President and CEO of Boeing Kelly Ortberg testifies before the Senate Commerce, Science, and Transportation Committee in the Dirksen Senate Office Building on April 02, 2025 in Washington, DC.
Win Mcnamee | Getty Images News | Getty Images
The industry has mostly bought and sold planes and parts without having to pay tariffs under a 45-year-old trade agreement, which would be derailed by Trump’s new tariffs. The president this week introduced levies of 10% on countries around the world, with higher duties on certain countries and regions, some of which like Europe, are key to the aerospace industry.
Imported steel and aluminum, other key materials in airplanes, are subject to separate sector-level duties that Trump announced earlier this year.
Tariffs are paid by the importer, and the increased prices due to the levies would either have to be absorbed by the airplane or engine maker, by the still-fragile supply chain or by the end consumer, said Hardwick.
Jefferies analyst Sheila Kahyaoglu said in a note Thursday that a price jump on “any product within 12 months is eaten by the [original equipment manufacturer], assuming new inventory buy. Outside that time period, ultimately the buyer and hence consumer.”
Boeing and the S&P 500
Prices for planes are negotiated in advance, and airlines have to often wait years for aircraft, so material costs can shift dramatically over that period.
“This is not where you put money down for an automobile and it ends up in your driveway” in three months, Hardwick said.
Shares of Boeing, engine maker GE and airlines tumbled again Friday, adding to the market rout after Trump announced the tariffs Wednesday.
“This is the one manufacturing sector where America has, has enjoyed a tremendous trade surplus,” said Richard Aboulafia, managing director at AeroDynamic Advisory. “So the idea of fighting a trade war for this industry, it’s living in a crystal palace hurling giant boulders.”

EXERCISES ▸
1/ List every person the aerospace tariffs passage names, giving each name as it appears there.
2/ Continue the aerospace tariffs passage with a paragraph that follows Aboulafia's remark about a crystal palace.
The data that follows has no connection to the aerospace tariffs passage.

MATERIAL SHOWN ▸
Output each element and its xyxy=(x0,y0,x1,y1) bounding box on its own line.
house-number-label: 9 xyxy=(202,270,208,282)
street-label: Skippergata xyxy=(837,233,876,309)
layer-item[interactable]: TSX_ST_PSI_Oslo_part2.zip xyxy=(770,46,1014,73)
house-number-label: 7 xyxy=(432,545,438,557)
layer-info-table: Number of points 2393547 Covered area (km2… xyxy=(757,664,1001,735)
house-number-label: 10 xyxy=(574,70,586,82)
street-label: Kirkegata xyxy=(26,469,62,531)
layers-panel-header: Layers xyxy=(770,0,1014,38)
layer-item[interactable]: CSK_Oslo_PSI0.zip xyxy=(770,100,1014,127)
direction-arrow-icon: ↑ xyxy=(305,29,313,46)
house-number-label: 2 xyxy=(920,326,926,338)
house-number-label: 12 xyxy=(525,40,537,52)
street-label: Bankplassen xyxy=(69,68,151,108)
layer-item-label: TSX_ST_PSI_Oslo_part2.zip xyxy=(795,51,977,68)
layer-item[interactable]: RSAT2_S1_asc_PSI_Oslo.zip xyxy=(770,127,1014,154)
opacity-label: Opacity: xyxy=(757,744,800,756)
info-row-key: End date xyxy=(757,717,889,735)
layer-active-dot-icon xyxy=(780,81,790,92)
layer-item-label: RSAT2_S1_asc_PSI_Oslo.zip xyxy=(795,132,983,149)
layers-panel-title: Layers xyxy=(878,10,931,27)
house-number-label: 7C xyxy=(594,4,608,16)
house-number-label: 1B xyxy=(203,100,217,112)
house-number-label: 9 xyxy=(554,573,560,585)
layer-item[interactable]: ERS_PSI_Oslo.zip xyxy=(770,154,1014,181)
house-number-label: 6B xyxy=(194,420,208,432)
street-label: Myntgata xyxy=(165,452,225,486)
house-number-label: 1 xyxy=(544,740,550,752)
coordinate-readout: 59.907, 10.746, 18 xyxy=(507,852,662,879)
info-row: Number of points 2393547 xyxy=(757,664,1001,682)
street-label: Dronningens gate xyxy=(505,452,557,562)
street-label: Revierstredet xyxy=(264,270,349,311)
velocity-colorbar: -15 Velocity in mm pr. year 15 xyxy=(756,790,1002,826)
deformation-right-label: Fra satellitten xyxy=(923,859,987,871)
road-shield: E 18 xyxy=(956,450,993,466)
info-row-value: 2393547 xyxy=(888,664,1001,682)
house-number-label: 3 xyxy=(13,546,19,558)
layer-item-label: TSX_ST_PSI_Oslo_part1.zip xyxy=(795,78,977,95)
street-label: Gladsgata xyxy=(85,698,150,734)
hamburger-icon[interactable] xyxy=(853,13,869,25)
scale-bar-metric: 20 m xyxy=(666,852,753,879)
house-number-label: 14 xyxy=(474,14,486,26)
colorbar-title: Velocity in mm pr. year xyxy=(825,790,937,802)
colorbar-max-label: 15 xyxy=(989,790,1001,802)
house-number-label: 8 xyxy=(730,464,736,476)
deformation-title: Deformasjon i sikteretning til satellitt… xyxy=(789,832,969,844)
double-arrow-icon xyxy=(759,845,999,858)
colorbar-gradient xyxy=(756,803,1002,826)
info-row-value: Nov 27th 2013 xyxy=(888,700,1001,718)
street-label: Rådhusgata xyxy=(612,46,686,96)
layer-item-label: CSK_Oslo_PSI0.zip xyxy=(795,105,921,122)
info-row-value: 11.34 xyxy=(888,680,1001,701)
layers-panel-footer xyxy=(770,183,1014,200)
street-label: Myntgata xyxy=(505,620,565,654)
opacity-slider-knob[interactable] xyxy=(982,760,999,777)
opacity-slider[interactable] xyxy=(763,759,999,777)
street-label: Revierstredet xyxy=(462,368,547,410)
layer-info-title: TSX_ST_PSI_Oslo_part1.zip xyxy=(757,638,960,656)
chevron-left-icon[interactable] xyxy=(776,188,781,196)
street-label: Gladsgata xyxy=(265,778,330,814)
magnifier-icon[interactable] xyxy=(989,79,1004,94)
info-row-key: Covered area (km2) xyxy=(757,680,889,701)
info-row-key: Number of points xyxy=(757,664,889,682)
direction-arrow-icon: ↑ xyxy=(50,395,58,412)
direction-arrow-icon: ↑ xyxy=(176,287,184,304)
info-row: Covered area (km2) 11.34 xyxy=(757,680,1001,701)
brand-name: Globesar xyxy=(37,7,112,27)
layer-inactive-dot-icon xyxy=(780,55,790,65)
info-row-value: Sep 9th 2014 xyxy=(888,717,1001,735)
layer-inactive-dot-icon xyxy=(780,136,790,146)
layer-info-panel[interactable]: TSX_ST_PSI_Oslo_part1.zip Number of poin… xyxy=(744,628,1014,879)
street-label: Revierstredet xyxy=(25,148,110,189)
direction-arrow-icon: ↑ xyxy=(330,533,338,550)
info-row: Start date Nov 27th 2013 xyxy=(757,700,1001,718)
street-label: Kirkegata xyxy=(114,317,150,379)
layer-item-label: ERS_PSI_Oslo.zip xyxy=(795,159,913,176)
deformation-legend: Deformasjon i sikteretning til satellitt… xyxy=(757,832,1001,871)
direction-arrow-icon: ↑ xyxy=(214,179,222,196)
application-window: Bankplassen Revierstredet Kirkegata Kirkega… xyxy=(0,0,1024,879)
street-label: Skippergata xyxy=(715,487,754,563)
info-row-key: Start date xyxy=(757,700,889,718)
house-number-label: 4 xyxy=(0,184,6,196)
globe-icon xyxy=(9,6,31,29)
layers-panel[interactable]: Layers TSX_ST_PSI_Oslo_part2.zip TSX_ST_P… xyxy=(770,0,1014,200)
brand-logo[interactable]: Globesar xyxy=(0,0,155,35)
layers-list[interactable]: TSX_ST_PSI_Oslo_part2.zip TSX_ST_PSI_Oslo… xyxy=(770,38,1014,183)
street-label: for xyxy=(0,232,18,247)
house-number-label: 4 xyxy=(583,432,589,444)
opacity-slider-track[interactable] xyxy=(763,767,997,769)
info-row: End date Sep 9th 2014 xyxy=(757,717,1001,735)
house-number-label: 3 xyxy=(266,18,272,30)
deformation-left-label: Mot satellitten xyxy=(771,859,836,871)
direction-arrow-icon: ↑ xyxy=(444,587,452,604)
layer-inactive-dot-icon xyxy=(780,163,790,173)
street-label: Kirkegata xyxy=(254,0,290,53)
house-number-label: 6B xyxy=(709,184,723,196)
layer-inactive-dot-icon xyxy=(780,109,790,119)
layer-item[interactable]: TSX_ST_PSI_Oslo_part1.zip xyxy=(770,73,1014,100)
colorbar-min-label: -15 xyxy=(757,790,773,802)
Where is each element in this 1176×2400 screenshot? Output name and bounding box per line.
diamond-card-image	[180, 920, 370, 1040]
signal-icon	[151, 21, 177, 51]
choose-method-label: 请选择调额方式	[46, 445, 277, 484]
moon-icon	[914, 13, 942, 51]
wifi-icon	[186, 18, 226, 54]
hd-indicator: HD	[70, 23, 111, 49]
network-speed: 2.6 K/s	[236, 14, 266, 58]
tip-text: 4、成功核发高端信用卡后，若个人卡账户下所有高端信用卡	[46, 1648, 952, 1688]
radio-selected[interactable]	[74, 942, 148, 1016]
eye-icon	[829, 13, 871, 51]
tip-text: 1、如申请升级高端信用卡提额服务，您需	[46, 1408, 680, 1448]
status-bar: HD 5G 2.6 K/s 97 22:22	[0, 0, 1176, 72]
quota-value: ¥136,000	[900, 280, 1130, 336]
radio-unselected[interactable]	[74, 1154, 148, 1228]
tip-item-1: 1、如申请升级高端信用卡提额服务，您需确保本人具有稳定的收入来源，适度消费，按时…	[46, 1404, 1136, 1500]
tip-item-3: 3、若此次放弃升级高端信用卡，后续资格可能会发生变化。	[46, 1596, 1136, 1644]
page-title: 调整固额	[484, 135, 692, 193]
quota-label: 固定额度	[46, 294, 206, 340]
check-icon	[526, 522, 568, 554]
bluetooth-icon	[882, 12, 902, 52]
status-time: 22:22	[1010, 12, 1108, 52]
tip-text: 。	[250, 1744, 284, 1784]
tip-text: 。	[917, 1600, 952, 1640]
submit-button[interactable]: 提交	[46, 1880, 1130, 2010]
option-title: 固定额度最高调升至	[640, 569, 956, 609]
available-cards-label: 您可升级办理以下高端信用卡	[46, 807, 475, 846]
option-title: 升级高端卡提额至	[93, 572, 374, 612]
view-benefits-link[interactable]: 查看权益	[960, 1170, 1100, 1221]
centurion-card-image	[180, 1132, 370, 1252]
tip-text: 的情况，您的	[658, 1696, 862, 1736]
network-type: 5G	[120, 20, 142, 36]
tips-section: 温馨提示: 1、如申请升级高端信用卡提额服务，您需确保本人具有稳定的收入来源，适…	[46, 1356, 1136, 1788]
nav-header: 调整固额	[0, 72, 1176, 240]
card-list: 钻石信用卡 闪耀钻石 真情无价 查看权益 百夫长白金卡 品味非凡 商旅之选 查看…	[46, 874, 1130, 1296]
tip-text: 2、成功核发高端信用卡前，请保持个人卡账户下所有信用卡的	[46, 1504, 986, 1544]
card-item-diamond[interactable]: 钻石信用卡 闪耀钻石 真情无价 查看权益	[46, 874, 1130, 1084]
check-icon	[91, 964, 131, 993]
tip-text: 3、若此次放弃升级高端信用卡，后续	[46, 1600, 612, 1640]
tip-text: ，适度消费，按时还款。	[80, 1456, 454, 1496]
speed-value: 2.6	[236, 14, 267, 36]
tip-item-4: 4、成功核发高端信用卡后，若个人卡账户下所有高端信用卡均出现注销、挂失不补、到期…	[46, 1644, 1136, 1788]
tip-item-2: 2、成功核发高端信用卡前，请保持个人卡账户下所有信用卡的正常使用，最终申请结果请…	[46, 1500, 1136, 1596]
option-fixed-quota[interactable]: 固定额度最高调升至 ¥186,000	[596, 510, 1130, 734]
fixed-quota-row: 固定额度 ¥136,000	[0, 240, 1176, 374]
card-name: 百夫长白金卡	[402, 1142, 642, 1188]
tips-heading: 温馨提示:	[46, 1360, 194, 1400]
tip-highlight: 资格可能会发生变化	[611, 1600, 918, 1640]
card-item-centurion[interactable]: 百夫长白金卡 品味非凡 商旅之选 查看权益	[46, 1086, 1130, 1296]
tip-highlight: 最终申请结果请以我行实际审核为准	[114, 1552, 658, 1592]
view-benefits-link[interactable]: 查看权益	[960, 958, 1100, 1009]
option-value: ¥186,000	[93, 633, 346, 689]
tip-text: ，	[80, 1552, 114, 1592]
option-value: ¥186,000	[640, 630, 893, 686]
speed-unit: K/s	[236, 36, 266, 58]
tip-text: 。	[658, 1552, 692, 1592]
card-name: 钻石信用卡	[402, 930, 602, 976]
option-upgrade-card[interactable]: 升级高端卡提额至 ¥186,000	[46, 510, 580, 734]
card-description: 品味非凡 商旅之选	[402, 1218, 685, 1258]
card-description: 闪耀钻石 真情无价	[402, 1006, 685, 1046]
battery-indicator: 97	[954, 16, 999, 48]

SOLVED TASKS ▸
1/ Kelly Ortberg, Win Mcnamee, Trump, Hardwick, Sheila Kahyaoglu, Richard Aboulafia

2/
Global supply chain
The tariffs are also a new strain on the aerospace industry, which still has a fragile supply chain in the wake of Covid, with some parts in short supply. Major supplies have tried to quickly hire workers and ramp up production during a post-pandemic travel boom.
But airplane makers still haven’t kept up with demand.
An Airbus SE A321 plane fuselage is lifted with a crane at the company’s final assembly line facility in Mobile, Alabama
Luke Sharrett | Bloomberg | Getty Images
Even a “Made in the USA” label for an airplane is a misnomer.
For example, the supply chain for a Boeing 787 Dreamliner, which is assembled in South Carolina, spans from Japan to Italy.
Its European rival, Airbus, has a Mobile, Alabama, factory but is still on the hook for tariffs for imported parts, from wings to fuselages.
“It doesn’t matter who owns the company. If an item crosses the border, it will have to be paid by importer of record,” Hardwick said.
Airbus has expanded the factory since the first Alabama-assembled Airbus A321, an aircraft for JetBlue Airways named “BluesMobile,” rolled out nine years ago. Its bet on increasing U.S. output of its jets, which are still largely made in Europe, also includes assembly of smaller A220s in Alabama, for customers that include JetBlue and Delta Air Lines.
American Airlines workers perform maintenance on CFM-56 engine in Tulsa, Oklahoma
Erin Black | CNBC
Meanwhile, continuing along the supply chain, General Electric and France’s Safran have a joint venture in which they make top-selling CFM engines, which power both Boeing and Airbus narrow-body jets. Each company manufactures certain portions of engines, which are sent to factories in Ohio, Indiana and North Carolina for GE and outside of Paris for Safran.
Thousands of imported replacement parts for engines and other aircraft parts, many of which come from abroad, could also become more expensive.
“There’s no such thing as a national jet,” Aboulafia said.